* START *

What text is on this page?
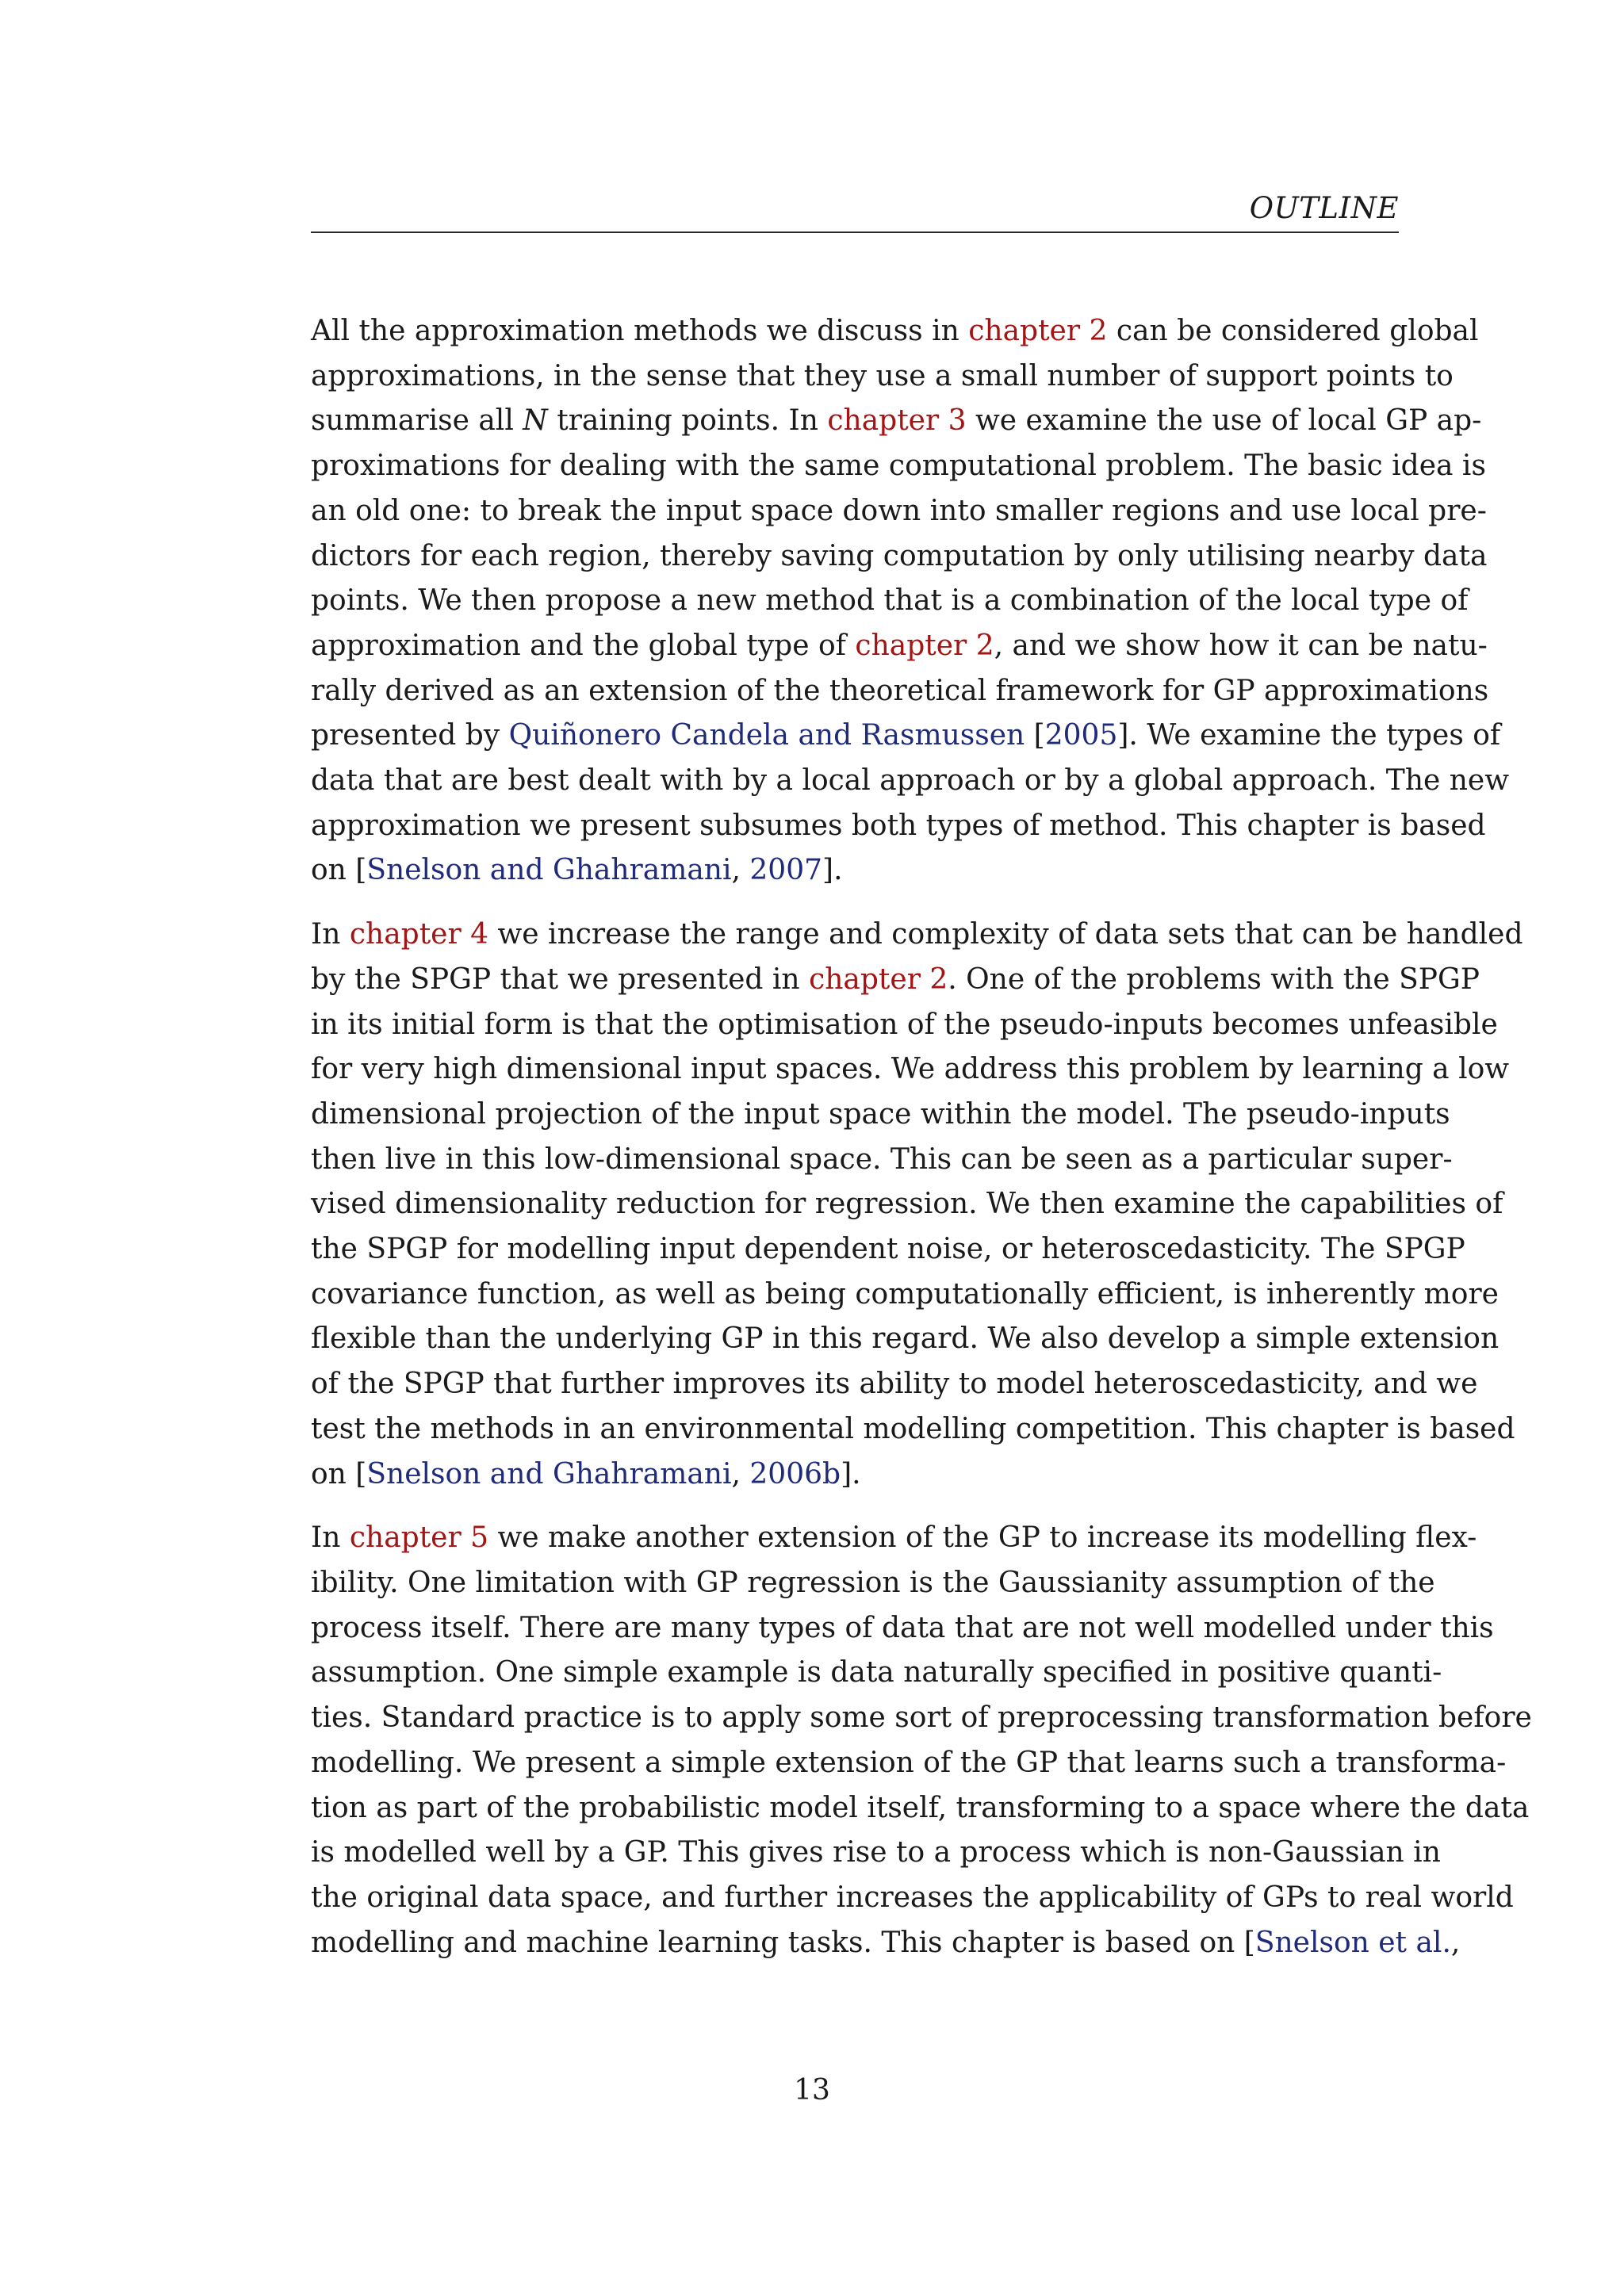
OUTLINE

All the approximation methods we discuss in chapter 2 can be considered global
approximations, in the sense that they use a small number of support points to
summarise all N training points. In chapter 3 we examine the use of local GP ap-
proximations for dealing with the same computational problem. The basic idea is
an old one: to break the input space down into smaller regions and use local pre-
dictors for each region, thereby saving computation by only utilising nearby data
points. We then propose a new method that is a combination of the local type of
approximation and the global type of chapter 2, and we show how it can be natu-
rally derived as an extension of the theoretical framework for GP approximations
presented by Quiñonero Candela and Rasmussen [2005]. We examine the types of
data that are best dealt with by a local approach or by a global approach. The new
approximation we present subsumes both types of method. This chapter is based
on [Snelson and Ghahramani, 2007].

In chapter 4 we increase the range and complexity of data sets that can be handled
by the SPGP that we presented in chapter 2. One of the problems with the SPGP
in its initial form is that the optimisation of the pseudo-inputs becomes unfeasible
for very high dimensional input spaces. We address this problem by learning a low
dimensional projection of the input space within the model. The pseudo-inputs
then live in this low-dimensional space. This can be seen as a particular super-
vised dimensionality reduction for regression. We then examine the capabilities of
the SPGP for modelling input dependent noise, or heteroscedasticity. The SPGP
covariance function, as well as being computationally efficient, is inherently more
flexible than the underlying GP in this regard. We also develop a simple extension
of the SPGP that further improves its ability to model heteroscedasticity, and we
test the methods in an environmental modelling competition. This chapter is based
on [Snelson and Ghahramani, 2006b].

In chapter 5 we make another extension of the GP to increase its modelling flex-
ibility. One limitation with GP regression is the Gaussianity assumption of the
process itself. There are many types of data that are not well modelled under this
assumption. One simple example is data naturally specified in positive quanti-
ties. Standard practice is to apply some sort of preprocessing transformation before
modelling. We present a simple extension of the GP that learns such a transforma-
tion as part of the probabilistic model itself, transforming to a space where the data
is modelled well by a GP. This gives rise to a process which is non-Gaussian in
the original data space, and further increases the applicability of GPs to real world
modelling and machine learning tasks. This chapter is based on [Snelson et al.,

13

* END *

## Your objective
In the records above, how many lines include the string "itself"? Answer with only the number.

## Solution for this task
2